● **What is expected**
Copy out the records verbatim, from the line with "UI element localization: list" up to and including the line with "auto-start-toggle[interactable]: [39, 57, 83, 81]".

— BEGIN Material for the task —

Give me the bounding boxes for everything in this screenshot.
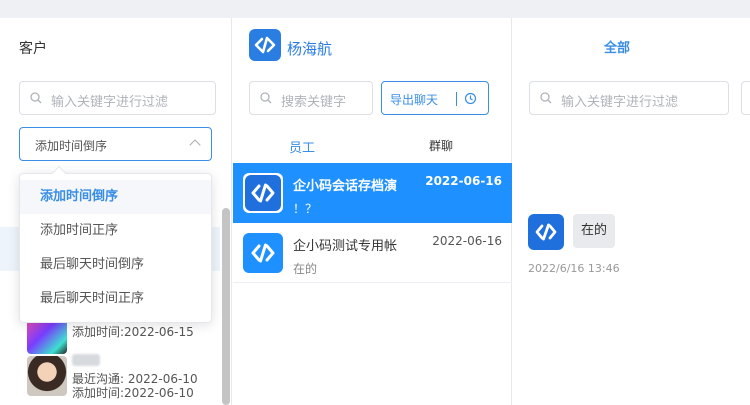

— END Material for the task —
— BEGIN Material for the task —

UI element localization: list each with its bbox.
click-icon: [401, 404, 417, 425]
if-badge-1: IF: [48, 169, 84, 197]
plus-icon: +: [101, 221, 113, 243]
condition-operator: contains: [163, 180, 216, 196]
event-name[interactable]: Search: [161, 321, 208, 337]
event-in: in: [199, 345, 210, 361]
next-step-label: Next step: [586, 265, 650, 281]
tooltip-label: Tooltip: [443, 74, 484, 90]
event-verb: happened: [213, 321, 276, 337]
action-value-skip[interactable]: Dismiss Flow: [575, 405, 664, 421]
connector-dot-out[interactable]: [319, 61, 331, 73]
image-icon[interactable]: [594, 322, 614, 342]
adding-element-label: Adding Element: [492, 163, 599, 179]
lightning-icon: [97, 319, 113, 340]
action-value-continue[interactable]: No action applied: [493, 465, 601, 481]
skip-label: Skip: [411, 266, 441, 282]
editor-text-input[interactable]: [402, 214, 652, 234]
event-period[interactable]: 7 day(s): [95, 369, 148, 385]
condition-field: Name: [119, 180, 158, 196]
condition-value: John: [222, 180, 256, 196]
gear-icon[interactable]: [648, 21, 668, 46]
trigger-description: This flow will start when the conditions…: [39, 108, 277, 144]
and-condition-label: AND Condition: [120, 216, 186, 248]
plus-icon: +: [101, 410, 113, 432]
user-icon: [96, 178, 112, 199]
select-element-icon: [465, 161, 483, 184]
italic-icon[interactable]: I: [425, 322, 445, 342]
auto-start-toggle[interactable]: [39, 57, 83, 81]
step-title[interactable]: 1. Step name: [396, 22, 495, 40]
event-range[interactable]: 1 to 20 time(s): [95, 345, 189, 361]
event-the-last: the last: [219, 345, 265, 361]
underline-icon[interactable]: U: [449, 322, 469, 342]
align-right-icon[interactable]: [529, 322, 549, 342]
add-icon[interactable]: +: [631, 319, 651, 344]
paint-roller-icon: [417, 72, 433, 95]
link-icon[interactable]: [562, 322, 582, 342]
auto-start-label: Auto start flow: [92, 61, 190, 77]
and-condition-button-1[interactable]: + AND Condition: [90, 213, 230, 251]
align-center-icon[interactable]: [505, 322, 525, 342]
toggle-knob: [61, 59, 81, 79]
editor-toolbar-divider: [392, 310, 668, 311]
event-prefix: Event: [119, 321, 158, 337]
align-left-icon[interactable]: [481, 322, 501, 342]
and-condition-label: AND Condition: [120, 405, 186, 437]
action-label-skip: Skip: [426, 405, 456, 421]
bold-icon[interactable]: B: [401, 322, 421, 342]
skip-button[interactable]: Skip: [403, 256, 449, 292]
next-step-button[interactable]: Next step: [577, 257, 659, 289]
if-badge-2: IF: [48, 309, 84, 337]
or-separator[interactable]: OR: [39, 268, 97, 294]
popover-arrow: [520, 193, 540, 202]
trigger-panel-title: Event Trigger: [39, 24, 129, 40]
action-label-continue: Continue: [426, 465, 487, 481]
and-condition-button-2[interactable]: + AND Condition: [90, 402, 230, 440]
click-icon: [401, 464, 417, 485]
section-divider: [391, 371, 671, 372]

— END Material for the task —

● **The completed task**
UI element localization: list each with its bbox.
click-icon: [401, 404, 417, 425]
if-badge-1: IF: [48, 169, 84, 197]
plus-icon: +: [101, 221, 113, 243]
condition-operator: contains: [163, 180, 216, 196]
event-name[interactable]: Search: [161, 321, 208, 337]
event-in: in: [199, 345, 210, 361]
next-step-label: Next step: [586, 265, 650, 281]
tooltip-label: Tooltip: [443, 74, 484, 90]
event-verb: happened: [213, 321, 276, 337]
action-value-skip[interactable]: Dismiss Flow: [575, 405, 664, 421]
connector-dot-out[interactable]: [319, 61, 331, 73]
image-icon[interactable]: [594, 322, 614, 342]
adding-element-label: Adding Element: [492, 163, 599, 179]
lightning-icon: [97, 319, 113, 340]
action-value-continue[interactable]: No action applied: [493, 465, 601, 481]
skip-label: Skip: [411, 266, 441, 282]
editor-text-input[interactable]: [402, 214, 652, 234]
event-period[interactable]: 7 day(s): [95, 369, 148, 385]
condition-field: Name: [119, 180, 158, 196]
condition-value: John: [222, 180, 256, 196]
gear-icon[interactable]: [648, 21, 668, 46]
trigger-description: This flow will start when the conditions…: [39, 108, 277, 144]
and-condition-label: AND Condition: [120, 216, 186, 248]
plus-icon: +: [101, 410, 113, 432]
user-icon: [96, 178, 112, 199]
select-element-icon: [465, 161, 483, 184]
italic-icon[interactable]: I: [425, 322, 445, 342]
auto-start-toggle[interactable]: [39, 57, 83, 81]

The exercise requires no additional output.